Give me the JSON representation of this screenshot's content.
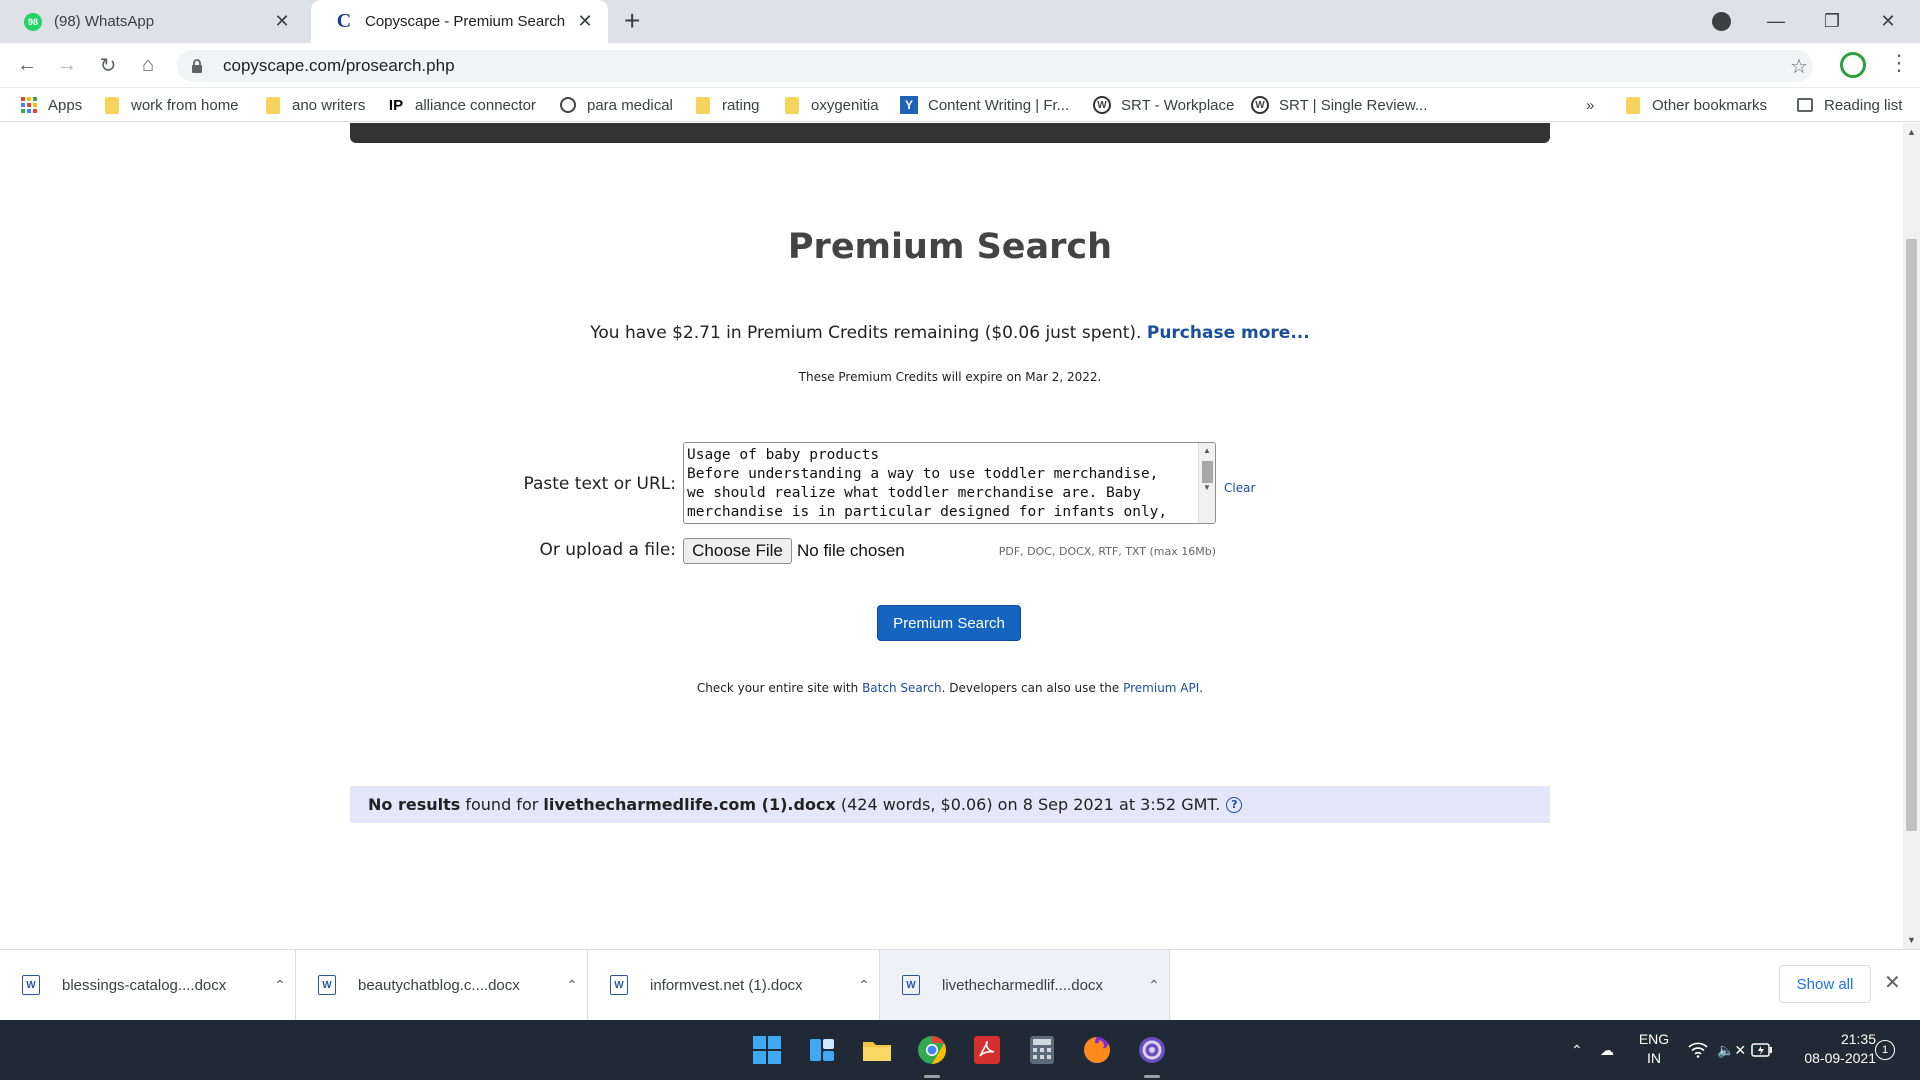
{
  "browser": {
    "tabs": [
      {
        "title": "(98) WhatsApp",
        "badge": "98",
        "active": false
      },
      {
        "title": "Copyscape - Premium Search",
        "active": true
      }
    ],
    "url": "copyscape.com/prosearch.php",
    "bookmarks": [
      {
        "label": "Apps",
        "icon": "apps-grid-icon"
      },
      {
        "label": "work from home",
        "icon": "folder-icon"
      },
      {
        "label": "ano writers",
        "icon": "folder-icon"
      },
      {
        "label": "alliance connector",
        "icon": "ip-logo-icon"
      },
      {
        "label": "para medical",
        "icon": "globe-icon"
      },
      {
        "label": "rating",
        "icon": "folder-icon"
      },
      {
        "label": "oxygenitia",
        "icon": "folder-icon"
      },
      {
        "label": "Content Writing | Fr...",
        "icon": "content-writing-icon"
      },
      {
        "label": "SRT - Workplace",
        "icon": "wordpress-icon"
      },
      {
        "label": "SRT | Single Review...",
        "icon": "wordpress-icon"
      }
    ],
    "overflow_label": "»",
    "other_bookmarks": "Other bookmarks",
    "reading_list": "Reading list"
  },
  "page": {
    "title": "Premium Search",
    "credits_text": "You have $2.71 in Premium Credits remaining ($0.06 just spent).",
    "purchase_link": "Purchase more...",
    "expire_text": "These Premium Credits will expire on Mar 2, 2022.",
    "paste_label": "Paste text or URL:",
    "paste_value": "Usage of baby products\nBefore understanding a way to use toddler merchandise,\nwe should realize what toddler merchandise are. Baby\nmerchandise is in particular designed for infants only,",
    "clear_link": "Clear",
    "upload_label": "Or upload a file:",
    "choose_file_button": "Choose File",
    "no_file_text": "No file chosen",
    "formats_text": "PDF, DOC, DOCX, RTF, TXT (max 16Mb)",
    "search_button": "Premium Search",
    "batch_prefix": "Check your entire site with",
    "batch_link": "Batch Search",
    "batch_middle": ". Developers can also use the",
    "api_link": "Premium API",
    "batch_suffix": ".",
    "result": {
      "lead": "No results",
      "found_for": "found for",
      "filename": "livethecharmedlife.com (1).docx",
      "details": "(424 words, $0.06) on 8 Sep 2021 at 3:52 GMT.",
      "help_icon": "?"
    }
  },
  "downloads": {
    "items": [
      {
        "name": "blessings-catalog....docx"
      },
      {
        "name": "beautychatblog.c....docx"
      },
      {
        "name": "informvest.net (1).docx"
      },
      {
        "name": "livethecharmedlif....docx"
      }
    ],
    "show_all": "Show all"
  },
  "taskbar": {
    "language_top": "ENG",
    "language_bottom": "IN",
    "time": "21:35",
    "date": "08-09-2021",
    "notification_count": "1"
  }
}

-=-=-=-=-

* _CHALLENGE_
Transcribe each entry above exactly, apart from the pictures.

* _WRITTEN RESPONSE_
Give me the JSON representation of this screenshot's content.
{
  "browser": {
    "tabs": [
      {
        "title": "(98) WhatsApp",
        "badge": "98",
        "active": false
      },
      {
        "title": "Copyscape - Premium Search",
        "active": true
      }
    ],
    "url": "copyscape.com/prosearch.php",
    "bookmarks": [
      {
        "label": "Apps",
        "icon": "apps-grid-icon"
      },
      {
        "label": "work from home",
        "icon": "folder-icon"
      },
      {
        "label": "ano writers",
        "icon": "folder-icon"
      },
      {
        "label": "alliance connector",
        "icon": "ip-logo-icon"
      },
      {
        "label": "para medical",
        "icon": "globe-icon"
      },
      {
        "label": "rating",
        "icon": "folder-icon"
      },
      {
        "label": "oxygenitia",
        "icon": "folder-icon"
      },
      {
        "label": "Content Writing | Fr...",
        "icon": "content-writing-icon"
      },
      {
        "label": "SRT - Workplace",
        "icon": "wordpress-icon"
      },
      {
        "label": "SRT | Single Review...",
        "icon": "wordpress-icon"
      }
    ],
    "overflow_label": "»",
    "other_bookmarks": "Other bookmarks",
    "reading_list": "Reading list"
  },
  "page": {
    "title": "Premium Search",
    "credits_text": "You have $2.71 in Premium Credits remaining ($0.06 just spent).",
    "purchase_link": "Purchase more...",
    "expire_text": "These Premium Credits will expire on Mar 2, 2022.",
    "paste_label": "Paste text or URL:",
    "paste_value": "Usage of baby products\nBefore understanding a way to use toddler merchandise,\nwe should realize what toddler merchandise are. Baby\nmerchandise is in particular designed for infants only,",
    "clear_link": "Clear",
    "upload_label": "Or upload a file:",
    "choose_file_button": "Choose File",
    "no_file_text": "No file chosen",
    "formats_text": "PDF, DOC, DOCX, RTF, TXT (max 16Mb)",
    "search_button": "Premium Search",
    "batch_prefix": "Check your entire site with",
    "batch_link": "Batch Search",
    "batch_middle": ". Developers can also use the",
    "api_link": "Premium API",
    "batch_suffix": ".",
    "result": {
      "lead": "No results",
      "found_for": "found for",
      "filename": "livethecharmedlife.com (1).docx",
      "details": "(424 words, $0.06) on 8 Sep 2021 at 3:52 GMT.",
      "help_icon": "?"
    }
  },
  "downloads": {
    "items": [
      {
        "name": "blessings-catalog....docx"
      },
      {
        "name": "beautychatblog.c....docx"
      },
      {
        "name": "informvest.net (1).docx"
      },
      {
        "name": "livethecharmedlif....docx"
      }
    ],
    "show_all": "Show all"
  },
  "taskbar": {
    "language_top": "ENG",
    "language_bottom": "IN",
    "time": "21:35",
    "date": "08-09-2021",
    "notification_count": "1"
  }
}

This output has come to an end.